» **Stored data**
-------
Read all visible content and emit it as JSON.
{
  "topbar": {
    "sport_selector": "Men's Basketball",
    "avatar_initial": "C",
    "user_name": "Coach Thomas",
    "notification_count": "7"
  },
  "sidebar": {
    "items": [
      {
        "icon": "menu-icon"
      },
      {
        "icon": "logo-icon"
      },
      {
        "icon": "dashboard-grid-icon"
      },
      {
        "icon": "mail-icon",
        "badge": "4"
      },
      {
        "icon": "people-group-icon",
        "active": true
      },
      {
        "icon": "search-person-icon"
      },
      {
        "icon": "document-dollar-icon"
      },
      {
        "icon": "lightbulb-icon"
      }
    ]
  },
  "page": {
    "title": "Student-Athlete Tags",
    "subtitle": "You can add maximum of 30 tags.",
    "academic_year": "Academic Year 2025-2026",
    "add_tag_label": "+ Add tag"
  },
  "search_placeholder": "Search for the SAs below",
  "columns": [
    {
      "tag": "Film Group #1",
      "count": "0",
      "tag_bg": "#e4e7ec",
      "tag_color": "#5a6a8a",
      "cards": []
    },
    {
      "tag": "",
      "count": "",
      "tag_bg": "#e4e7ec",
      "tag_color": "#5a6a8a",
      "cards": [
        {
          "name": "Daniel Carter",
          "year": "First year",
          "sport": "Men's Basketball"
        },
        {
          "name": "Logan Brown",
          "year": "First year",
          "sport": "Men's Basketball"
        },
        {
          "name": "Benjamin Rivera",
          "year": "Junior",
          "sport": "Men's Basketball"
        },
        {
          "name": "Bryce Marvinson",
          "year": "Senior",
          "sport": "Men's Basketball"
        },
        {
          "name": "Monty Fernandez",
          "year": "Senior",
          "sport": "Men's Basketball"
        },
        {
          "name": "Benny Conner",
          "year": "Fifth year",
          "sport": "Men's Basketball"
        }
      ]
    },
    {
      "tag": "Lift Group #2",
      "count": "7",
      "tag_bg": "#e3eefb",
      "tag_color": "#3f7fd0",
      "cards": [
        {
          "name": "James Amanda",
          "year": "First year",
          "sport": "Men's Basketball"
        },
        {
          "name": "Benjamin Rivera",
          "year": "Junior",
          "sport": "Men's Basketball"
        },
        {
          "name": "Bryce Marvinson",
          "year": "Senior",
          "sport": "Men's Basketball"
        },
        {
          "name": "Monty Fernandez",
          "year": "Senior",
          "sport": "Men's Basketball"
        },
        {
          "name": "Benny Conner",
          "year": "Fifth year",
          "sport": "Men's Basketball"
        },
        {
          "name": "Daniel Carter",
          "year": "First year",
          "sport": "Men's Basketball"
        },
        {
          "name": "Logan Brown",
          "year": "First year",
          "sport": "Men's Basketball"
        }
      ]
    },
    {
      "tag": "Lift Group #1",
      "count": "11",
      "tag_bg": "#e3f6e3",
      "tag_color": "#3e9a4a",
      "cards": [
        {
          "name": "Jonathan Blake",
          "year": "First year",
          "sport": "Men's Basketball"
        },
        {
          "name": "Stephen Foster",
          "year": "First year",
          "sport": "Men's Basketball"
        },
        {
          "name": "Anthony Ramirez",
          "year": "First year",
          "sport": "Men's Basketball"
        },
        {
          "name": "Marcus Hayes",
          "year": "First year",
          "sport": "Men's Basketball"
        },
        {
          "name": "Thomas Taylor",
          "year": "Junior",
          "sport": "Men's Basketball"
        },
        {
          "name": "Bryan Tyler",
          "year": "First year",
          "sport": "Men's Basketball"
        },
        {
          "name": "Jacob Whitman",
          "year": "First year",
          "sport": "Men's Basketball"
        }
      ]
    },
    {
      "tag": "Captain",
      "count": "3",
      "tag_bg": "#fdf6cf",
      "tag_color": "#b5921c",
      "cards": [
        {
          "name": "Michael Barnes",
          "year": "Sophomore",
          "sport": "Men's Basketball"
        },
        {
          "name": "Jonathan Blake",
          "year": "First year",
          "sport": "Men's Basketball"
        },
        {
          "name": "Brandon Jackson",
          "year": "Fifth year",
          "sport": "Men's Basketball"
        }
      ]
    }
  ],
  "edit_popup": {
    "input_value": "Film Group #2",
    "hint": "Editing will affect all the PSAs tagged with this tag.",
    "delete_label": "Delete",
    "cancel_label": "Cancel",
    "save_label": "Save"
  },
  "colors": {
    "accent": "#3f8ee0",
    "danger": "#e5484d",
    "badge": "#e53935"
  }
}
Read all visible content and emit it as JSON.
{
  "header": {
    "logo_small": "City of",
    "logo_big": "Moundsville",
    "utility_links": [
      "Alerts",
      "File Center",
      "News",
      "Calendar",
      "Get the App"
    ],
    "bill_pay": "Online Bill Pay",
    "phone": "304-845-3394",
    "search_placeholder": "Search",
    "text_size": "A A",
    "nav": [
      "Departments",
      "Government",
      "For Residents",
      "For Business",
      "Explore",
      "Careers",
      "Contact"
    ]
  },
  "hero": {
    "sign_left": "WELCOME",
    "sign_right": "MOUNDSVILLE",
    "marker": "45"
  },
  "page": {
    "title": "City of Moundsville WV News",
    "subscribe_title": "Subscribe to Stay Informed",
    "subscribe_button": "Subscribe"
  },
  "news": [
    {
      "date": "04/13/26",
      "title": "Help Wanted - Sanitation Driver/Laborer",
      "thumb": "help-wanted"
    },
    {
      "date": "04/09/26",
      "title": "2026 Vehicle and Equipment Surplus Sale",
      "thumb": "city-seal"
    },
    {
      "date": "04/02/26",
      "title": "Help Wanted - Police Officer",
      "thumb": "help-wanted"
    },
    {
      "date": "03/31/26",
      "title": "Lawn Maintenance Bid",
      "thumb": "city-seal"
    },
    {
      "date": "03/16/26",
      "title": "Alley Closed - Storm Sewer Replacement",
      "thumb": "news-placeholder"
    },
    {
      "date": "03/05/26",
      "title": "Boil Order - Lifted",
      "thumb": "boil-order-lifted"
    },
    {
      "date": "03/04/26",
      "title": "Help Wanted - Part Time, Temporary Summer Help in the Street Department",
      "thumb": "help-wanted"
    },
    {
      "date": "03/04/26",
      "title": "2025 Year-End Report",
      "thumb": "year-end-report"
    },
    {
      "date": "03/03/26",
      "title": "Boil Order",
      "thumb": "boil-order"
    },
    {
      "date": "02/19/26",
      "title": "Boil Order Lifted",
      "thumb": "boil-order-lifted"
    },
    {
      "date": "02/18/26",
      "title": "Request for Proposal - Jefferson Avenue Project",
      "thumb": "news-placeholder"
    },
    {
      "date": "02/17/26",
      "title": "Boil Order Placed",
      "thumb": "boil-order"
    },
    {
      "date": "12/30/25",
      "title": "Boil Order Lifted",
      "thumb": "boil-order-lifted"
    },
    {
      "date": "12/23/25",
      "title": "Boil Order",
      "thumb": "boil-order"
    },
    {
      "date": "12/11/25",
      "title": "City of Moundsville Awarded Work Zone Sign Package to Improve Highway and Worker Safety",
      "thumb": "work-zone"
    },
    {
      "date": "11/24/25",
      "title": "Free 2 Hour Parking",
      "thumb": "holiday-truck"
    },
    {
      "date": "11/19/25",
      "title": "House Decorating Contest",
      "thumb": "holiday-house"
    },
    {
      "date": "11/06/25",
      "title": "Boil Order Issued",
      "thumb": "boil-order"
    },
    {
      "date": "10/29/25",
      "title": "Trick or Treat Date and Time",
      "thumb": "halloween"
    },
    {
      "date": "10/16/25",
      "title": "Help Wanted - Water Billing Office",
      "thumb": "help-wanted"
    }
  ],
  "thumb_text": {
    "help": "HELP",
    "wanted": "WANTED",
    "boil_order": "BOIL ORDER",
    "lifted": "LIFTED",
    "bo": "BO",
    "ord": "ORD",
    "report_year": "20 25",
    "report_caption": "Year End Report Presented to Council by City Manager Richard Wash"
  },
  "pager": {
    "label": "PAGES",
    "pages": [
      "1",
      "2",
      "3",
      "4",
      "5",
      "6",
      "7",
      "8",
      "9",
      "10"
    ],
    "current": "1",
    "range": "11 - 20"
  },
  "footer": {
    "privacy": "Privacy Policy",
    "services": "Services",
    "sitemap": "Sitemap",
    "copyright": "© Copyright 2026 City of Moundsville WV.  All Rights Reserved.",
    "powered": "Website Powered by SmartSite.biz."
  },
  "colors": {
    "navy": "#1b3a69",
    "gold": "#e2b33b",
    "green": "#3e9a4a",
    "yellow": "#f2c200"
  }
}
-------
» **Problem to solve**
Report only the number of lines in the listing that contain the word "Thomas".

» **Correct result**
2